Document:
%%

Credit Suisse Securities (USA) LLC and J.P. Morgan Securities LLC are acting as lenders under the New Credit Facility and served as joint bookrunners and joint lead arrangers with respect to the New Credit Facility. Credit Suisse Securities (USA) LLC and J.P. Morgan Securities LLC and certain of their respective affiliates are performing, have from time to time performed, and may in the future perform, various financial advisory, commercial banking and investment banking services for
the Company and its affiliates in the ordinary course of business, including with respect to the Senior Secured Notes, the Company’s securitization, conduit and other financing transactions, as well as the initial public offering of the Company’s common stock in 2013 .
In addition, affiliates of Guggenheim Partners, LLC (“Guggenheim”) (1) received fees of approximately $1.8 million relating to their participation in the New Credit Facility, and (2) on behalf of Guggenheim’s investment advisory clients, (i) provided an approximate aggregate principal amount of $111.3 million of the $445 million in term loans under the New Credit Facility ($110.7 million of the $442.8 million term loan proceeds received by the Company) and (ii) have agreed to provide an approximate aggregate principal amount of $6.3 million in loans under the $25 million revolving line of credit. Messrs. Zachary D. Warren and B. Scott Minerd are employees of Guggenheim and, pursuant to the terms of a Director Designation Agreement, are the two nominees that Guggenheim nominated to, and that serve on, the Company’s board of directors. Neither Mr. Warren nor Mr. Minerd voted on the decision to enter into the New Credit Facility or to consummate the related refinancing transactions. In addition, an affiliate of Guggenheim is one of the significant stockholders of the Company and other affiliates of Guggenheim have other relationships with, and have provided various services to, the Company, including with respect to the Senior Secured Notes, the Company’s conduit facility and various acquisition financing transactions. Affiliates of Guggenheim also hold approximately $114.1 million in aggregate principal amount of Senior Secured Notes to be redeemed as discussed below. See the Company’s Definitive Proxy Statement on Schedule 14A filed with the Securities and Exchange Commission on April 17, 2014 for further information regarding the Company’s relationships with Guggenheim and its affiliates. The above-described participation of affiliates of Guggenheim in the New Credit Facility was approved by the Company’s audit committee in accordance with the Company’s policy statement regarding related party transactions.

%%

Element and region listings:

%%

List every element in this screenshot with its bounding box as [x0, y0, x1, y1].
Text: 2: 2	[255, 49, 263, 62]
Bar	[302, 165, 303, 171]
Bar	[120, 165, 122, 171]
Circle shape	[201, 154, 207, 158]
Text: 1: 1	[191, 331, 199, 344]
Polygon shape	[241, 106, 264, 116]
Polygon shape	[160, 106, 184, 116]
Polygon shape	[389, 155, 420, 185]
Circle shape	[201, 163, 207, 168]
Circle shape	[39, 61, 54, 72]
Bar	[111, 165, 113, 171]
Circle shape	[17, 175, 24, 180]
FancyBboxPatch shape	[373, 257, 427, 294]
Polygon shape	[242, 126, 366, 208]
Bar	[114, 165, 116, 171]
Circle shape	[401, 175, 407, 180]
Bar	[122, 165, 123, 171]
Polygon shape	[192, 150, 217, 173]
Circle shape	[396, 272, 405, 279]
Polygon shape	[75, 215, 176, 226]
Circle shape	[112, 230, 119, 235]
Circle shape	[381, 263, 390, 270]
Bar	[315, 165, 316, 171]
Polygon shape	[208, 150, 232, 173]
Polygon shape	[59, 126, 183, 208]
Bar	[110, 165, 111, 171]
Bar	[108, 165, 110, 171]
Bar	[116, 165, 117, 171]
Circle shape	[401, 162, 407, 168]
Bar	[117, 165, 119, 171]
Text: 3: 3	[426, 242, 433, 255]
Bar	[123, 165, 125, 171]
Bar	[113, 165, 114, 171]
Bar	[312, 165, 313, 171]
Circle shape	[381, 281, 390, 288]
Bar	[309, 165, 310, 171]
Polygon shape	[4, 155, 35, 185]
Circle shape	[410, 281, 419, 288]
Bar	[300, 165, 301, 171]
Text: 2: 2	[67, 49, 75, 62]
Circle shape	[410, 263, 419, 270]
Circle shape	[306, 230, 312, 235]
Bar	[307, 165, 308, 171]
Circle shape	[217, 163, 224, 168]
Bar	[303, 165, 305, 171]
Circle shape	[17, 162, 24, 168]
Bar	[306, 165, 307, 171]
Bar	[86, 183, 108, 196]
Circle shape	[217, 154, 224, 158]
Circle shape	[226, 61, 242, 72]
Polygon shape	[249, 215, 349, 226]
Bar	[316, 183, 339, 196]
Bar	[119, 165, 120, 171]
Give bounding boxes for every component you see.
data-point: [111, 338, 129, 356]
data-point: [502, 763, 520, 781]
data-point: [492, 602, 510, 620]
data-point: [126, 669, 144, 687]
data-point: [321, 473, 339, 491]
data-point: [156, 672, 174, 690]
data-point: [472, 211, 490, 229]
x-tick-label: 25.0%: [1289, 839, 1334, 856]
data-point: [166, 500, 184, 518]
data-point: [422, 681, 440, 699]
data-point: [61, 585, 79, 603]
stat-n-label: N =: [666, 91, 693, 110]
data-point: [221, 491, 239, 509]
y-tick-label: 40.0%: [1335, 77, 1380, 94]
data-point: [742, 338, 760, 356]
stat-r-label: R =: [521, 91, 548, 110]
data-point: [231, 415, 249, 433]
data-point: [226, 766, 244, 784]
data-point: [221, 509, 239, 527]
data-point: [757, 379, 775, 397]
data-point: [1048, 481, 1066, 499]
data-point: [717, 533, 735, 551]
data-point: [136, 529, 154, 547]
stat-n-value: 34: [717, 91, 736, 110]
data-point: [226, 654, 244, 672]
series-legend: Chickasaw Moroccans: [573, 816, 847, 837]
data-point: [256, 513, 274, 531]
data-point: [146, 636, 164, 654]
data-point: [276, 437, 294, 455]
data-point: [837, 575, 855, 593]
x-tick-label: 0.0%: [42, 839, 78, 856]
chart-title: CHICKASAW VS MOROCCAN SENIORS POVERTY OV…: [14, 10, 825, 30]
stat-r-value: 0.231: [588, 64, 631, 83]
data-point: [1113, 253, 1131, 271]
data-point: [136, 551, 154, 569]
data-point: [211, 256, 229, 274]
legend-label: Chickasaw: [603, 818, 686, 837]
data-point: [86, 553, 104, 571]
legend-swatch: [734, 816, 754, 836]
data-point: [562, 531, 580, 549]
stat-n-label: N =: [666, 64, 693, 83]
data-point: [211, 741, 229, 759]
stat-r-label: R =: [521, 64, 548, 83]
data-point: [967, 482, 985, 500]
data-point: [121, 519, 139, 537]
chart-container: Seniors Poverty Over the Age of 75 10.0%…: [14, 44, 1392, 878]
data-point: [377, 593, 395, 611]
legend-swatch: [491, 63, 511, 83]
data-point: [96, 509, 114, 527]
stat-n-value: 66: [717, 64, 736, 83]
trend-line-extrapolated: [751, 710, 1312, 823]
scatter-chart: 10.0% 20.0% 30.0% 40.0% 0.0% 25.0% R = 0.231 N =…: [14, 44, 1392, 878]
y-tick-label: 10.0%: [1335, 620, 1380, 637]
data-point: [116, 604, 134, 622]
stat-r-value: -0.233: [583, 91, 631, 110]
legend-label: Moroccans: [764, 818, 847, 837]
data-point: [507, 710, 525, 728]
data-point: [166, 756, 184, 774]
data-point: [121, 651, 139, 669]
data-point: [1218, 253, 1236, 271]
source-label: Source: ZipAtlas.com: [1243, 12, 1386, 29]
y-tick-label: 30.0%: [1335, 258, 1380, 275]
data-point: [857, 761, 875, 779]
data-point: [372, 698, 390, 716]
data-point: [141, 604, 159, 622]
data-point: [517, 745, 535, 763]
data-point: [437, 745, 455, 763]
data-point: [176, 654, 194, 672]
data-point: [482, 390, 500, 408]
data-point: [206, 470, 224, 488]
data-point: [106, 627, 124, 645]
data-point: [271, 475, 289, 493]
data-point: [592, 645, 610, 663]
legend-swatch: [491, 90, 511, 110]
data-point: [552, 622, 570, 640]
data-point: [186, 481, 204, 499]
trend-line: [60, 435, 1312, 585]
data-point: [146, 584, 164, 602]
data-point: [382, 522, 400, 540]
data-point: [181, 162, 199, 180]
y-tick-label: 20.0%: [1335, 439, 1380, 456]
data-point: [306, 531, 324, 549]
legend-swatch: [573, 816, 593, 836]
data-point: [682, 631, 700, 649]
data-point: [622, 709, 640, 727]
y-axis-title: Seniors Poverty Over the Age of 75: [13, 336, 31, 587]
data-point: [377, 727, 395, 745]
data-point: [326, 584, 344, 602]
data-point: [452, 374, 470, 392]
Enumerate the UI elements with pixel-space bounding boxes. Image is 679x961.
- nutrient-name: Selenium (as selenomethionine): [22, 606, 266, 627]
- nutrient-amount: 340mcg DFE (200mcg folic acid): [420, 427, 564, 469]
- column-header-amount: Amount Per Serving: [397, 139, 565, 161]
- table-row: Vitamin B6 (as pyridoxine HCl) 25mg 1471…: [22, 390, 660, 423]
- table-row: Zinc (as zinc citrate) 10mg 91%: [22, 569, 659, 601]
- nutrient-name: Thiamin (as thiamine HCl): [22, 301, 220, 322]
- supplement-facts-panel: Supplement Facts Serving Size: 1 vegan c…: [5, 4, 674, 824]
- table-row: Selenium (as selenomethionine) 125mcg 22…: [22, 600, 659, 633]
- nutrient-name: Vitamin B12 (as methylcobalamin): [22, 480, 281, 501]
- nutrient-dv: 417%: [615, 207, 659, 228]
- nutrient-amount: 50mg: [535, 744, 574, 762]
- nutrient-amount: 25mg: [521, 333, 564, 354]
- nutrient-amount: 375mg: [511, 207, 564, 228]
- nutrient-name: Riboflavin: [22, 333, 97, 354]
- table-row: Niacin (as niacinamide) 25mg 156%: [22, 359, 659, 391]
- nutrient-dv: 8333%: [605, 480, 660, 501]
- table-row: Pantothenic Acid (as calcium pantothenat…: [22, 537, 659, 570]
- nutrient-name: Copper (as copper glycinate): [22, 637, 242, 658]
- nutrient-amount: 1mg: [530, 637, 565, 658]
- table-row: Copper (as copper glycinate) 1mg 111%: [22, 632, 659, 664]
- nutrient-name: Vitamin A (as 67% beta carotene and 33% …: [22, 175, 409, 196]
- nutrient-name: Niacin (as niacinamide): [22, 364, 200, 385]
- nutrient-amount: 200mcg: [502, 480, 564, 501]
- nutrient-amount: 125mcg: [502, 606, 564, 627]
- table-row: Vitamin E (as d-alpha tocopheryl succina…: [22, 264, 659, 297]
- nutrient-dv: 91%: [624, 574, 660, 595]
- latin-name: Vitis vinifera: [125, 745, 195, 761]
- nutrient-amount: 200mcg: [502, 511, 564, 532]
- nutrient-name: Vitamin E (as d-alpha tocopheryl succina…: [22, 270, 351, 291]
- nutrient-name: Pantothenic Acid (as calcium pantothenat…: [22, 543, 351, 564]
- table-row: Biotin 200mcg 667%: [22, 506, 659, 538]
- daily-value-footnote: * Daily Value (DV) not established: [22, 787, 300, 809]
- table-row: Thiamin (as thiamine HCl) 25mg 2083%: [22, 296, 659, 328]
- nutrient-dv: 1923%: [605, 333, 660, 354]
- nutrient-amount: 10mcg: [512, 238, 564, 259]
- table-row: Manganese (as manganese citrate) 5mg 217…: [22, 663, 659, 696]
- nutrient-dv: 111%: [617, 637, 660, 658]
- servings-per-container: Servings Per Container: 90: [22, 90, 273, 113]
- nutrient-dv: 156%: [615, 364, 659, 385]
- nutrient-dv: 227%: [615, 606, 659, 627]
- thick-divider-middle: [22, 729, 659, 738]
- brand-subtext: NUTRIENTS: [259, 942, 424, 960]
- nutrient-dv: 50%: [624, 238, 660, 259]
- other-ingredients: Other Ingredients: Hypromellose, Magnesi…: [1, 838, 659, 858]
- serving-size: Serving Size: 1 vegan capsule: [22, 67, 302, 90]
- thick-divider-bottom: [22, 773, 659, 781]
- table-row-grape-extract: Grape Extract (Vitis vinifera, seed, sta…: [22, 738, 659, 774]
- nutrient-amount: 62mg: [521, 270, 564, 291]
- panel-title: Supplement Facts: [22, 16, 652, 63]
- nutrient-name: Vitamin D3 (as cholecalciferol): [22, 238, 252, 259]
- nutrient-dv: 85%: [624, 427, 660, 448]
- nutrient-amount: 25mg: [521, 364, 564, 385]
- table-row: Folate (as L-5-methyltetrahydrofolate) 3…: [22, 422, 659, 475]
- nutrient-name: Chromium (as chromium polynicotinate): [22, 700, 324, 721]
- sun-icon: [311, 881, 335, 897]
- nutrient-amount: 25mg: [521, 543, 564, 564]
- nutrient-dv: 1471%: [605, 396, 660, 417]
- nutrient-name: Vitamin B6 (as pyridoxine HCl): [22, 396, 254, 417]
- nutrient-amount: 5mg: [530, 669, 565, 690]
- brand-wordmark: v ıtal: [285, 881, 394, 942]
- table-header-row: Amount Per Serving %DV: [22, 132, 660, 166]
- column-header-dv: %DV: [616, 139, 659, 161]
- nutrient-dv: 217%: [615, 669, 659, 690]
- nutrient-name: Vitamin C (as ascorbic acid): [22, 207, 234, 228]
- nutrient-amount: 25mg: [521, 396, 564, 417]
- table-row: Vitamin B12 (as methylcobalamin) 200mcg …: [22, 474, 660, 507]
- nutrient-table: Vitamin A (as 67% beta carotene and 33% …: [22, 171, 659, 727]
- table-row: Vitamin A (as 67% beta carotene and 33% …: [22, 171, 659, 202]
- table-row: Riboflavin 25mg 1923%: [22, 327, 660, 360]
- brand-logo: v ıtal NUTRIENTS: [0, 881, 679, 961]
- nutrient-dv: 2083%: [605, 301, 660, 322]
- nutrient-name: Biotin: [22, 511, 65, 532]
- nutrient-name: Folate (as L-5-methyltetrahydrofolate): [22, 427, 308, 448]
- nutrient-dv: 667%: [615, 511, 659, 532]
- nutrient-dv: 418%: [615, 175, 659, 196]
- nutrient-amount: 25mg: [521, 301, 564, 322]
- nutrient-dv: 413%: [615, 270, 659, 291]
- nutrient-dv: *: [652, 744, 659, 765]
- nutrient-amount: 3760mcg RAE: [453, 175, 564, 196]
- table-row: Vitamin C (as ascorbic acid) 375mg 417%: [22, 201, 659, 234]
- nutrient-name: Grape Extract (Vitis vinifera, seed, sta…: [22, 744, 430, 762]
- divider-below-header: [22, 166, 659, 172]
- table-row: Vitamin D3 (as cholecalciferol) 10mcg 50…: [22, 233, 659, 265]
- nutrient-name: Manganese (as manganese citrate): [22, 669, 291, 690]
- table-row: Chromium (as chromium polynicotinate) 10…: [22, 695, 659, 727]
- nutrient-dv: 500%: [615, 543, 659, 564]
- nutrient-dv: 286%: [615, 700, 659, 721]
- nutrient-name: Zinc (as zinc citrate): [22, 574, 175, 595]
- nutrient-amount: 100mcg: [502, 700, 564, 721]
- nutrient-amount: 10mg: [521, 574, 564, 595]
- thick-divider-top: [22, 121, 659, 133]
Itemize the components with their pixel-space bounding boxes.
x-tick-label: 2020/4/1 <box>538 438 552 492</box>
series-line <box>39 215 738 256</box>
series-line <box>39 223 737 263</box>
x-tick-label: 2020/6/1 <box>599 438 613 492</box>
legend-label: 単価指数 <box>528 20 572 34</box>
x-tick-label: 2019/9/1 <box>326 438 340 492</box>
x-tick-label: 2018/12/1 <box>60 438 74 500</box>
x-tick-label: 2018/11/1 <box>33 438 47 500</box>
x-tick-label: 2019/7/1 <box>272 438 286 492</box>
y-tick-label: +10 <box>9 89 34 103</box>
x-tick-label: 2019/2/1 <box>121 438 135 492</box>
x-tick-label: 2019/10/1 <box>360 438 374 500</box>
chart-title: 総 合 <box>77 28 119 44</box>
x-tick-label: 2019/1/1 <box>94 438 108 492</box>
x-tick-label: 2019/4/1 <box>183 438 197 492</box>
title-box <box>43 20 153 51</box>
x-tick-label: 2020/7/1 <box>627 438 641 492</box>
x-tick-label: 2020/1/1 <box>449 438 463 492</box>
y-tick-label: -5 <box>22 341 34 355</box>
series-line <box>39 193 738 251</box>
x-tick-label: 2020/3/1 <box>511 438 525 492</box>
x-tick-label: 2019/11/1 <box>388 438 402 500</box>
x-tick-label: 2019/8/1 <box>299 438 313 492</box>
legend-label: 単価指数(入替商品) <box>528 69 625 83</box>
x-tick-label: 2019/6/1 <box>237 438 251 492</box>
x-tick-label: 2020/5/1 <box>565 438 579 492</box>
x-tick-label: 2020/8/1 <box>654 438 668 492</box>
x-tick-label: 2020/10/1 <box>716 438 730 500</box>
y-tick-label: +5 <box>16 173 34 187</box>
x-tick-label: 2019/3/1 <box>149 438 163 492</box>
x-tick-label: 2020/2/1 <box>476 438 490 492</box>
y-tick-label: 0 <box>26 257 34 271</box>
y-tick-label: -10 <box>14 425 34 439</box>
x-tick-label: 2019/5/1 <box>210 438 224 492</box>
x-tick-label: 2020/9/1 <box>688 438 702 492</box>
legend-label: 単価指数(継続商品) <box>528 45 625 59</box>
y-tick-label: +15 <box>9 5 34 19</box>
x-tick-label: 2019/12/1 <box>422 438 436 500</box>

%%

Things to do:
- 1) In the credit facility disclosure, what fees did affiliates of Guggenheim receive for their participation in the New Credit Facility?
- 2) Copy out the rows verbatim, from the first line of the rows through the line holding "y-tick-label: 40.0%: [1335, 77, 1380, 94]", inclusive.

Answers to the problems:
- 1) Approximately $1.8 million.

- 2)
List every element in this screenshot with its bounding box as [x0, y0, x1, y1].
Text: 2: 2	[255, 49, 263, 62]
Bar	[302, 165, 303, 171]
Bar	[120, 165, 122, 171]
Circle shape	[201, 154, 207, 158]
Text: 1: 1	[191, 331, 199, 344]
Polygon shape	[241, 106, 264, 116]
Polygon shape	[160, 106, 184, 116]
Polygon shape	[389, 155, 420, 185]
Circle shape	[201, 163, 207, 168]
Circle shape	[39, 61, 54, 72]
Bar	[111, 165, 113, 171]
Circle shape	[17, 175, 24, 180]
FancyBboxPatch shape	[373, 257, 427, 294]
Polygon shape	[242, 126, 366, 208]
Bar	[114, 165, 116, 171]
Circle shape	[401, 175, 407, 180]
Bar	[122, 165, 123, 171]
Polygon shape	[192, 150, 217, 173]
Circle shape	[396, 272, 405, 279]
Polygon shape	[75, 215, 176, 226]
Circle shape	[112, 230, 119, 235]
Circle shape	[381, 263, 390, 270]
Bar	[315, 165, 316, 171]
Polygon shape	[208, 150, 232, 173]
Polygon shape	[59, 126, 183, 208]
Bar	[110, 165, 111, 171]
Bar	[108, 165, 110, 171]
Bar	[116, 165, 117, 171]
Circle shape	[401, 162, 407, 168]
Bar	[117, 165, 119, 171]
Text: 3: 3	[426, 242, 433, 255]
Bar	[123, 165, 125, 171]
Bar	[113, 165, 114, 171]
Bar	[312, 165, 313, 171]
Circle shape	[381, 281, 390, 288]
Bar	[309, 165, 310, 171]
Polygon shape	[4, 155, 35, 185]
Circle shape	[410, 281, 419, 288]
Bar	[300, 165, 301, 171]
Text: 2: 2	[67, 49, 75, 62]
Circle shape	[410, 263, 419, 270]
Circle shape	[306, 230, 312, 235]
Bar	[307, 165, 308, 171]
Circle shape	[217, 163, 224, 168]
Bar	[303, 165, 305, 171]
Circle shape	[17, 162, 24, 168]
Bar	[306, 165, 307, 171]
Bar	[86, 183, 108, 196]
Circle shape	[217, 154, 224, 158]
Circle shape	[226, 61, 242, 72]
Polygon shape	[249, 215, 349, 226]
Bar	[316, 183, 339, 196]
Bar	[119, 165, 120, 171]
Give bounding boxes for every component you see.
data-point: [111, 338, 129, 356]
data-point: [502, 763, 520, 781]
data-point: [492, 602, 510, 620]
data-point: [126, 669, 144, 687]
data-point: [321, 473, 339, 491]
data-point: [156, 672, 174, 690]
data-point: [472, 211, 490, 229]
x-tick-label: 25.0%: [1289, 839, 1334, 856]
data-point: [166, 500, 184, 518]
data-point: [422, 681, 440, 699]
data-point: [61, 585, 79, 603]
stat-n-label: N =: [666, 91, 693, 110]
data-point: [221, 491, 239, 509]
y-tick-label: 40.0%: [1335, 77, 1380, 94]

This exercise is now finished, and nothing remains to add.